** Start of Records to use **

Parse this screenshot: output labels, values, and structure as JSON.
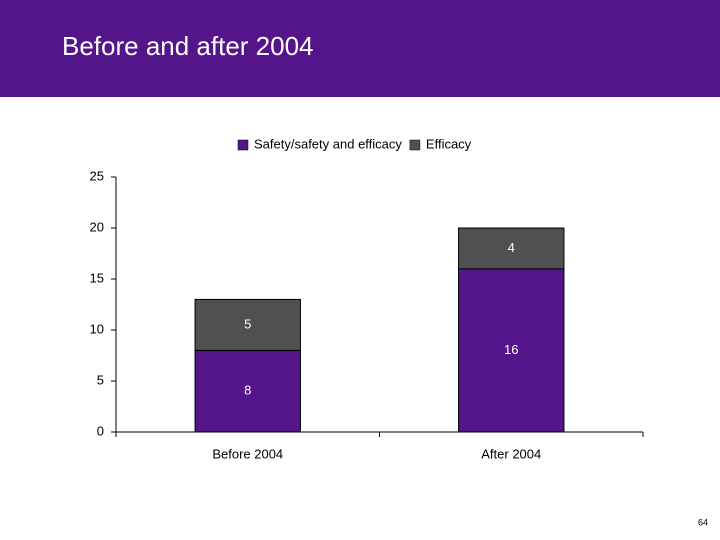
{
  "chart_data": {
    "type": "stacked-bar",
    "title": "Before and after 2004",
    "categories": [
      "Before 2004",
      "After 2004"
    ],
    "series": [
      {
        "name": "Safety/safety and efficacy",
        "color": "#55158a",
        "values": [
          8,
          16
        ]
      },
      {
        "name": "Efficacy",
        "color": "#505050",
        "values": [
          5,
          4
        ]
      }
    ],
    "ylim": [
      0,
      25
    ],
    "yticks": [
      0,
      5,
      10,
      15,
      20,
      25
    ],
    "legend": "top"
  },
  "slide": {
    "page_number": "64"
  }
}
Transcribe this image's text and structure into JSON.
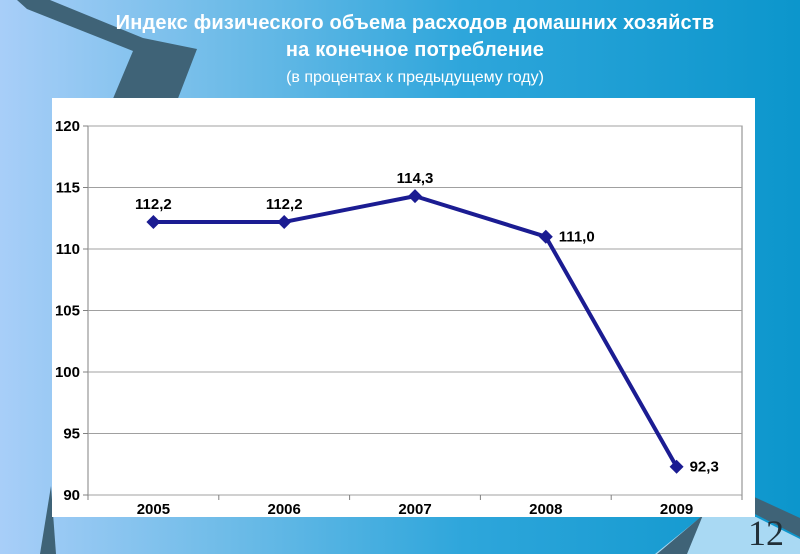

** End of Records to use **

Strip the images and reproduce the remaining records precisely.

§ Final result:
Parse this screenshot: output labels, values, and structure as JSON.
{
  "chart_data": {
    "type": "stacked-bar",
    "title": "Before and after 2004",
    "categories": [
      "Before 2004",
      "After 2004"
    ],
    "series": [
      {
        "name": "Safety/safety and efficacy",
        "color": "#55158a",
        "values": [
          8,
          16
        ]
      },
      {
        "name": "Efficacy",
        "color": "#505050",
        "values": [
          5,
          4
        ]
      }
    ],
    "ylim": [
      0,
      25
    ],
    "yticks": [
      0,
      5,
      10,
      15,
      20,
      25
    ],
    "legend": "top"
  },
  "slide": {
    "page_number": "64"
  }
}
Transcribe this image's text and structure into JSON.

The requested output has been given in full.